EXERCISE DIRECTIONS
Scan the entries for the string "生产企业" and give the number of lines that have it, nothing further.

Data excerpts

# # # # #

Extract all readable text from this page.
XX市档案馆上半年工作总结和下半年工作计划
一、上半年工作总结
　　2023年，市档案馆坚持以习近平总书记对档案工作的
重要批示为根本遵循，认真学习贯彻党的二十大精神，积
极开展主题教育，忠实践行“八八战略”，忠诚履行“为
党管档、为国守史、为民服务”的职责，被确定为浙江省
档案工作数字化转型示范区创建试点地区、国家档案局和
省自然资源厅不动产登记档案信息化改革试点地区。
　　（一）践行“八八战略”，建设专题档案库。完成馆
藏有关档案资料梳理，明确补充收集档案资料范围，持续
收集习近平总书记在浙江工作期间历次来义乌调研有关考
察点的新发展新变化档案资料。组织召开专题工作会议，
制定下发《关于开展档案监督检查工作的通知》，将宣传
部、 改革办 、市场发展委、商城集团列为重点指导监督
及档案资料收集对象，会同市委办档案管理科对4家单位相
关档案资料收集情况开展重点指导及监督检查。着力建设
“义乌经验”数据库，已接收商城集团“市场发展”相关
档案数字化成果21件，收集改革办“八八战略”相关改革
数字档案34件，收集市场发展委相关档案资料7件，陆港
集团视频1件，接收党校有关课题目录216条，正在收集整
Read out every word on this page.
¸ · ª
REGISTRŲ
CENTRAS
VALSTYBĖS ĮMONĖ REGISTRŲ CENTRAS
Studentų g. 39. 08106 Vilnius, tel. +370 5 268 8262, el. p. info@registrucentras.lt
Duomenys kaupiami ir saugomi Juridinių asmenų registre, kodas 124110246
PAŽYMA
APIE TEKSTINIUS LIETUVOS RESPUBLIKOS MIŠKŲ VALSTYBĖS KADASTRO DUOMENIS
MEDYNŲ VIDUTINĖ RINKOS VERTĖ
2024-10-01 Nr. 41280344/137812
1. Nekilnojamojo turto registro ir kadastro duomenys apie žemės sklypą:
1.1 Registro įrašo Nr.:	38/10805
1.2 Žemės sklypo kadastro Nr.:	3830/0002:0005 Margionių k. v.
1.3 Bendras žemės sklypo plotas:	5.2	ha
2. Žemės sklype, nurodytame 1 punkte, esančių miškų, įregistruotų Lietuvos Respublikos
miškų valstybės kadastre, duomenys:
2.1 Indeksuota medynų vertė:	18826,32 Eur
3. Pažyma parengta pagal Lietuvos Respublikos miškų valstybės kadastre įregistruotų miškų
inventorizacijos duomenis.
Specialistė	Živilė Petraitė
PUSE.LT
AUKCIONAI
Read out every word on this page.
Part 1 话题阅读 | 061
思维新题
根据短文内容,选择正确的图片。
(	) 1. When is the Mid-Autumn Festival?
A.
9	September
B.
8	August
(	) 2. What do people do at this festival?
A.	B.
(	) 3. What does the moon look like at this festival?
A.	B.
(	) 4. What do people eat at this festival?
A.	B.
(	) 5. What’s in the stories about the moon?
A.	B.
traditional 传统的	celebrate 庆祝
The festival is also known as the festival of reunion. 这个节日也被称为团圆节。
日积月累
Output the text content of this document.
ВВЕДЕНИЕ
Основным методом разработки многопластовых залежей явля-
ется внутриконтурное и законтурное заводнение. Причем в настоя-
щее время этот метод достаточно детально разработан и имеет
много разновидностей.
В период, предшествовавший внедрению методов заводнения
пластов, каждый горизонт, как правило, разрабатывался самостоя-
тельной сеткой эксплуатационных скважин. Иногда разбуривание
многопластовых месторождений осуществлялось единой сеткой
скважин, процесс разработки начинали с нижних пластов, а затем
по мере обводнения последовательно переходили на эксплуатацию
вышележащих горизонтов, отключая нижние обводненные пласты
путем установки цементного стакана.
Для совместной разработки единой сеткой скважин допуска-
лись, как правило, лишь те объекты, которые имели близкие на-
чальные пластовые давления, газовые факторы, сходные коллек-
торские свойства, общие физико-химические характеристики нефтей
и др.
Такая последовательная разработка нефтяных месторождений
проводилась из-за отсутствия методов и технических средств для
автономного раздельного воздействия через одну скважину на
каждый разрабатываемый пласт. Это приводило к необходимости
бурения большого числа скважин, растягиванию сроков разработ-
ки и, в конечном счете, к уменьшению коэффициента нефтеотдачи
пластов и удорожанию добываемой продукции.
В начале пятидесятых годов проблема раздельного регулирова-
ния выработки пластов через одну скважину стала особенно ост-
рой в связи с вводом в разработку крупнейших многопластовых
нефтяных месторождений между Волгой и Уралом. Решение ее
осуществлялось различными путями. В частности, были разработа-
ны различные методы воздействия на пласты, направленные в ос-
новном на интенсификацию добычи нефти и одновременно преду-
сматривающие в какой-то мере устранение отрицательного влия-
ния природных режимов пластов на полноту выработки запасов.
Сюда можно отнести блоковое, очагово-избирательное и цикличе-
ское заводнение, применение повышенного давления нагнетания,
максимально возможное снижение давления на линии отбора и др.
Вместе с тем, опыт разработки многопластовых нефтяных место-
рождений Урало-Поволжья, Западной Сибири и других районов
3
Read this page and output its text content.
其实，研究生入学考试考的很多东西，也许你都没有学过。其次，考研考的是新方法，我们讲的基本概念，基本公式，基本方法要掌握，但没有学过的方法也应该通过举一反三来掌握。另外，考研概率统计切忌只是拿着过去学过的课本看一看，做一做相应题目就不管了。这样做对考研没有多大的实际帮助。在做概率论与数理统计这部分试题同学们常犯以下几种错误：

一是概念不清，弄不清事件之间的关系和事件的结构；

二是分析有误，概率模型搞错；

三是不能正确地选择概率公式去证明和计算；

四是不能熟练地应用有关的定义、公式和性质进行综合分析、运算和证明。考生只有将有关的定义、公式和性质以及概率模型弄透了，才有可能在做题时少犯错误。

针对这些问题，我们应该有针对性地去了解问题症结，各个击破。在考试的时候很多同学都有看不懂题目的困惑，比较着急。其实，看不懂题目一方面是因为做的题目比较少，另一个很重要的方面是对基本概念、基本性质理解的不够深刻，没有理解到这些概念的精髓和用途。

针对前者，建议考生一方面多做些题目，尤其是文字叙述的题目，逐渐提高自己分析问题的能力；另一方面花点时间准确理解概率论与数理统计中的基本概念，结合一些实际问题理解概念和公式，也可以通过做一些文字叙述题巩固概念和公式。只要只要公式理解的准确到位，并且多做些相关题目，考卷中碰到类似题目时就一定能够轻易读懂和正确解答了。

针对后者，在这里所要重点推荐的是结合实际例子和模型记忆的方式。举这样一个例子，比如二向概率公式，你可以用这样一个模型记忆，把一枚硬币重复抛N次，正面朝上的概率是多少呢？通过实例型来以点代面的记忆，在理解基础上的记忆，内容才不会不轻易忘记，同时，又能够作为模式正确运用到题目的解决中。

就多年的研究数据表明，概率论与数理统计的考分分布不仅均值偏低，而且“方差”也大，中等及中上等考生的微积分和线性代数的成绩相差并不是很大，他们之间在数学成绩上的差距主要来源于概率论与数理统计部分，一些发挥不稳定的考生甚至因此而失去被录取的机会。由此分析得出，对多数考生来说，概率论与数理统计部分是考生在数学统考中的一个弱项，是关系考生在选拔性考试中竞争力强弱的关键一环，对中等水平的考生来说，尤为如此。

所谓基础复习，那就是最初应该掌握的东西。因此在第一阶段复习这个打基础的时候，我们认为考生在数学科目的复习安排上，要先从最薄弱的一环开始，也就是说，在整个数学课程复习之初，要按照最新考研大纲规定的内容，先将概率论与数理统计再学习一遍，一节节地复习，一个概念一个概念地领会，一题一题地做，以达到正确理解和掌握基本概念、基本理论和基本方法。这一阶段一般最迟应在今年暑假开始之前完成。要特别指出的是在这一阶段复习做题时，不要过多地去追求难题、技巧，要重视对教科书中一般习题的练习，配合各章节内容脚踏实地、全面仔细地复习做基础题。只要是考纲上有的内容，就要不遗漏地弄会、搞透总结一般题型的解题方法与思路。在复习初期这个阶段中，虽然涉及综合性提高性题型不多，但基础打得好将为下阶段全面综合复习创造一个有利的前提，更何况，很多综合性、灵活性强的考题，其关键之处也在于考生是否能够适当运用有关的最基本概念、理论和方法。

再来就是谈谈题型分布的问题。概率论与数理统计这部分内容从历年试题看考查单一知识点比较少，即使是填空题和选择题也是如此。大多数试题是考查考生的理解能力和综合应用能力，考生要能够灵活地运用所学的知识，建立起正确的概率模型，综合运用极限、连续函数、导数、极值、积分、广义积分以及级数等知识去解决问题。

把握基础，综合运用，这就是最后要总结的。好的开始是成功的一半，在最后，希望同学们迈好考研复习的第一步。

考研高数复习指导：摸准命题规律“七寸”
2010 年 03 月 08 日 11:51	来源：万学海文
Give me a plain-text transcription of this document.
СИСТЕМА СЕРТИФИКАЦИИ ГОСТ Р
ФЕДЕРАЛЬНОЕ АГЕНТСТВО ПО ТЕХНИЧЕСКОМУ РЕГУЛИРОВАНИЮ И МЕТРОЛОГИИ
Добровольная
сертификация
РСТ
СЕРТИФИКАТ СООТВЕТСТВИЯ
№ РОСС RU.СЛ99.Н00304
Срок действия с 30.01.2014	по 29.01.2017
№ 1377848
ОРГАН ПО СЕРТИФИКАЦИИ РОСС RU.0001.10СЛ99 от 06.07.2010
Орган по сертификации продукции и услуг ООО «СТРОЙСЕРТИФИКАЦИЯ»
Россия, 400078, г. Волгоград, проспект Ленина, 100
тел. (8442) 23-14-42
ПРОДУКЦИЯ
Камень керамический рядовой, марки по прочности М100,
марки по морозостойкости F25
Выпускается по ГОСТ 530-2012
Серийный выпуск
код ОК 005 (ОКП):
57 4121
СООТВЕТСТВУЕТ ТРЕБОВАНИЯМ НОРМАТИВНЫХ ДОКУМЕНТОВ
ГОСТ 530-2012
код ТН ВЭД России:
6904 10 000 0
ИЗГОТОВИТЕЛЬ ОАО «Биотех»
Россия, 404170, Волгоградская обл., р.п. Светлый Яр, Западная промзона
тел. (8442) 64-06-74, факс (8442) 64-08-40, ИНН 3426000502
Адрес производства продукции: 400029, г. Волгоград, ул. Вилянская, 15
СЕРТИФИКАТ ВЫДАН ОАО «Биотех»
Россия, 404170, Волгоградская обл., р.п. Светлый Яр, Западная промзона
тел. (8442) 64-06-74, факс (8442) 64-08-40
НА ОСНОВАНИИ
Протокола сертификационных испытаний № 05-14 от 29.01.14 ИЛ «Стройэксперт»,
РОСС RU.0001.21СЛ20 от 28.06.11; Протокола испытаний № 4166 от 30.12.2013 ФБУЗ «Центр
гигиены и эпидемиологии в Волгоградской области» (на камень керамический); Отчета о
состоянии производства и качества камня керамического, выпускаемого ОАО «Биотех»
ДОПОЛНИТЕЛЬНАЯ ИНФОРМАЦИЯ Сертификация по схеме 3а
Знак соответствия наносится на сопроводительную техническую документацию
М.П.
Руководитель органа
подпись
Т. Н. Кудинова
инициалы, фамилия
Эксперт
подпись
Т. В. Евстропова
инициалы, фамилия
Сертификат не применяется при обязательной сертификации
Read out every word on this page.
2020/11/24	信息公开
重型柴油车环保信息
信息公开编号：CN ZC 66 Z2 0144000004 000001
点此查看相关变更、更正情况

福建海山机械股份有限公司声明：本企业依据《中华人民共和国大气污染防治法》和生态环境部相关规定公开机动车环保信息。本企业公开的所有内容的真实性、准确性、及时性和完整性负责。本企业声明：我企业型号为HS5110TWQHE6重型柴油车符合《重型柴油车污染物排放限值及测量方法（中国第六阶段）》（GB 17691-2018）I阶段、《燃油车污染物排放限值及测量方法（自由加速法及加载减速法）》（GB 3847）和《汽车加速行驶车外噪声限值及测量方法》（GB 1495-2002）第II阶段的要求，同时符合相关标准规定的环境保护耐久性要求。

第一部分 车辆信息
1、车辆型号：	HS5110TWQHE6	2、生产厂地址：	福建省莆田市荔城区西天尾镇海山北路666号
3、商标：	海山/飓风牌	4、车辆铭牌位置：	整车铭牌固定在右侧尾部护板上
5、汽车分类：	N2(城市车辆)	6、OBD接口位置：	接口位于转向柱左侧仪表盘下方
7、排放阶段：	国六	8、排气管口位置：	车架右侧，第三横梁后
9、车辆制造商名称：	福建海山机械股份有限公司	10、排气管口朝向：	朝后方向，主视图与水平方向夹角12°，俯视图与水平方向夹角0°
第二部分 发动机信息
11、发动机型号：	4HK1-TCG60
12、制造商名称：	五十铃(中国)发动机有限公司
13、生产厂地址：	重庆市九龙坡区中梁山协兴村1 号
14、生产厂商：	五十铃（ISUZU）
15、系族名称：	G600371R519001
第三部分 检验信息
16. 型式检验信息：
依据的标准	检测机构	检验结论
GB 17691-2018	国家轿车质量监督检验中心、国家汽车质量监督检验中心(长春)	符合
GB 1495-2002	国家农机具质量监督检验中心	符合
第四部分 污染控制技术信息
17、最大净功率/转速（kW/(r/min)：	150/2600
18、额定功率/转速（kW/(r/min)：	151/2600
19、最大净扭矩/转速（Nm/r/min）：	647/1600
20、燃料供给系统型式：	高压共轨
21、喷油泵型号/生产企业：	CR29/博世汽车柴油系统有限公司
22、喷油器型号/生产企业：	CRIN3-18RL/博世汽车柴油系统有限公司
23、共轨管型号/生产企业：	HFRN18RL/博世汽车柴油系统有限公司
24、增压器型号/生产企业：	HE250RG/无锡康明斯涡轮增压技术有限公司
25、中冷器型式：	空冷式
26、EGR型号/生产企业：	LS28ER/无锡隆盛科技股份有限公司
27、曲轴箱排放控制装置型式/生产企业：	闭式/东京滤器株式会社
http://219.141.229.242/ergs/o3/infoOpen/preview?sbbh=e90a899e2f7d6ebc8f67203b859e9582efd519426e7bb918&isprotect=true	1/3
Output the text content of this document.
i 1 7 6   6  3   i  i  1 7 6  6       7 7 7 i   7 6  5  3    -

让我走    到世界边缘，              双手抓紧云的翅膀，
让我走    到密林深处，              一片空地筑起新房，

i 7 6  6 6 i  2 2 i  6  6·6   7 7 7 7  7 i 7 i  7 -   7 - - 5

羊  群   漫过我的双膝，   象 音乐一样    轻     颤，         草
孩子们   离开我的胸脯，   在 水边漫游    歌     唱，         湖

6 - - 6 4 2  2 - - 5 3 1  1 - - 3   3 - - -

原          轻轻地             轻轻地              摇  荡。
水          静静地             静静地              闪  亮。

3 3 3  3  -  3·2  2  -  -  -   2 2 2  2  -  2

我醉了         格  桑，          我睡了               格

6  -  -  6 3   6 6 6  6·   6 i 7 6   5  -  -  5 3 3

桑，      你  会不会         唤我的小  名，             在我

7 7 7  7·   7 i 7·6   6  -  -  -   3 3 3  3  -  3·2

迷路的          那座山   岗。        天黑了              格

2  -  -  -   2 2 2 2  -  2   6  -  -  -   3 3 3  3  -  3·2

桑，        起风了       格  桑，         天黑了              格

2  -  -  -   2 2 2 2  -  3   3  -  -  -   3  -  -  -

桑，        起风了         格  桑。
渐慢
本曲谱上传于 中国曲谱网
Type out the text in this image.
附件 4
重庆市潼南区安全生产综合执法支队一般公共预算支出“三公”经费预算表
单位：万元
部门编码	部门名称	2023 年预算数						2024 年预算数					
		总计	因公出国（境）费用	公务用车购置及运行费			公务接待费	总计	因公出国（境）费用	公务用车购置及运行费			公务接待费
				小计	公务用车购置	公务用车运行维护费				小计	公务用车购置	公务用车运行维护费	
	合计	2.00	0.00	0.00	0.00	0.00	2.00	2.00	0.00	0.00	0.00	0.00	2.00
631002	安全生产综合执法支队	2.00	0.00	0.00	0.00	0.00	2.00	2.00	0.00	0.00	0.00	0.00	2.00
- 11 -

# # # # #

WRITTEN REPLY
6